_DATA SUPPLIED:_
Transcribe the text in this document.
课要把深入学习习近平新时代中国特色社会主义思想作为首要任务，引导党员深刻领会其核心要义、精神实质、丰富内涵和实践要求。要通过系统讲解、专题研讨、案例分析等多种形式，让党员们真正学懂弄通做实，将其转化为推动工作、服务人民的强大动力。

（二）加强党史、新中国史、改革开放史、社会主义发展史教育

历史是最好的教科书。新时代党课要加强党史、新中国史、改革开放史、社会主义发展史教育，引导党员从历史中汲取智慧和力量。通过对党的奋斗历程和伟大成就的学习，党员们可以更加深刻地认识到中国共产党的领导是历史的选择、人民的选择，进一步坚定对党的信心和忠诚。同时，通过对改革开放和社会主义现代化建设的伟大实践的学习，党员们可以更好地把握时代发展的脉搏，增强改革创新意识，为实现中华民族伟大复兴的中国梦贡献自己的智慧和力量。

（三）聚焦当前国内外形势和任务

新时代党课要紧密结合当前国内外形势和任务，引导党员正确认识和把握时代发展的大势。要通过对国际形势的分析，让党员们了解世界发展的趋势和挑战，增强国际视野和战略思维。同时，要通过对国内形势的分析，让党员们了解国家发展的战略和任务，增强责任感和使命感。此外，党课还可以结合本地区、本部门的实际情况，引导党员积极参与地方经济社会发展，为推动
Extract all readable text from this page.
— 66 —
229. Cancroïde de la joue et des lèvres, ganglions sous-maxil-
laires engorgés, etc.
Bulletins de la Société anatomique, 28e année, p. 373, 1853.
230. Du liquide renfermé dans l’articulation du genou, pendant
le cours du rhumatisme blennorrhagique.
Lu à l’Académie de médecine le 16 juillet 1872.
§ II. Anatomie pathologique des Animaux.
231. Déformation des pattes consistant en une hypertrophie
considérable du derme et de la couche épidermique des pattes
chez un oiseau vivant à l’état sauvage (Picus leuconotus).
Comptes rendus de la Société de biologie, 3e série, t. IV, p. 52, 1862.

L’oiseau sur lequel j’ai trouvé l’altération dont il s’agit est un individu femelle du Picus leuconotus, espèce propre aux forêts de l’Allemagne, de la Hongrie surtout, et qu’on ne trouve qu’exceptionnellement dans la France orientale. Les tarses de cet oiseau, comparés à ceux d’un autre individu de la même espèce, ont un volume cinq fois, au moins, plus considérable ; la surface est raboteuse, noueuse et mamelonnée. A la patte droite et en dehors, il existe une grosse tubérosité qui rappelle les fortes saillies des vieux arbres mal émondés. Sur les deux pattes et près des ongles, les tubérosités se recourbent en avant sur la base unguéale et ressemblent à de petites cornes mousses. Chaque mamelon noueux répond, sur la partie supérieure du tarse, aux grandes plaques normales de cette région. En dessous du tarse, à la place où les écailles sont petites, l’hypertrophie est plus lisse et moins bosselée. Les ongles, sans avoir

_TO BE DONE:_ Write an exact transcription of every entry above.

_SOLUTION TO THIS TASK:_
Transcribe the text in this document.
课要把深入学习习近平新时代中国特色社会主义思想作为首要任务，引导党员深刻领会其核心要义、精神实质、丰富内涵和实践要求。要通过系统讲解、专题研讨、案例分析等多种形式，让党员们真正学懂弄通做实，将其转化为推动工作、服务人民的强大动力。

（二）加强党史、新中国史、改革开放史、社会主义发展史教育

历史是最好的教科书。新时代党课要加强党史、新中国史、改革开放史、社会主义发展史教育，引导党员从历史中汲取智慧和力量。通过对党的奋斗历程和伟大成就的学习，党员们可以更加深刻地认识到中国共产党的领导是历史的选择、人民的选择，进一步坚定对党的信心和忠诚。同时，通过对改革开放和社会主义现代化建设的伟大实践的学习，党员们可以更好地把握时代发展的脉搏，增强改革创新意识，为实现中华民族伟大复兴的中国梦贡献自己的智慧和力量。

（三）聚焦当前国内外形势和任务

新时代党课要紧密结合当前国内外形势和任务，引导党员正确认识和把握时代发展的大势。要通过对国际形势的分析，让党员们了解世界发展的趋势和挑战，增强国际视野和战略思维。同时，要通过对国内形势的分析，让党员们了解国家发展的战略和任务，增强责任感和使命感。此外，党课还可以结合本地区、本部门的实际情况，引导党员积极参与地方经济社会发展，为推动
Extract all readable text from this page.
— 66 —
229. Cancroïde de la joue et des lèvres, ganglions sous-maxil-
laires engorgés, etc.
Bulletins de la Société anatomique, 28e année, p. 373, 1853.
230. Du liquide renfermé dans l’articulation du genou, pendant
le cours du rhumatisme blennorrhagique.
Lu à l’Académie de médecine le 16 juillet 1872.
§ II. Anatomie pathologique des Animaux.
231. Déformation des pattes consistant en une hypertrophie
considérable du derme et de la couche épidermique des pattes
chez un oiseau vivant à l’état sauvage (Picus leuconotus).
Comptes rendus de la Société de biologie, 3e série, t. IV, p. 52, 1862.

L’oiseau sur lequel j’ai trouvé l’altération dont il s’agit est un individu femelle du Picus leuconotus, espèce propre aux forêts de l’Allemagne, de la Hongrie surtout, et qu’on ne trouve qu’exceptionnellement dans la France orientale. Les tarses de cet oiseau, comparés à ceux d’un autre individu de la même espèce, ont un volume cinq fois, au moins, plus considérable ; la surface est raboteuse, noueuse et mamelonnée. A la patte droite et en dehors, il existe une grosse tubérosité qui rappelle les fortes saillies des vieux arbres mal émondés. Sur les deux pattes et près des ongles, les tubérosités se recourbent en avant sur la base unguéale et ressemblent à de petites cornes mousses. Chaque mamelon noueux répond, sur la partie supérieure du tarse, aux grandes plaques normales de cette région. En dessous du tarse, à la place où les écailles sont petites, l’hypertrophie est plus lisse et moins bosselée. Les ongles, sans avoir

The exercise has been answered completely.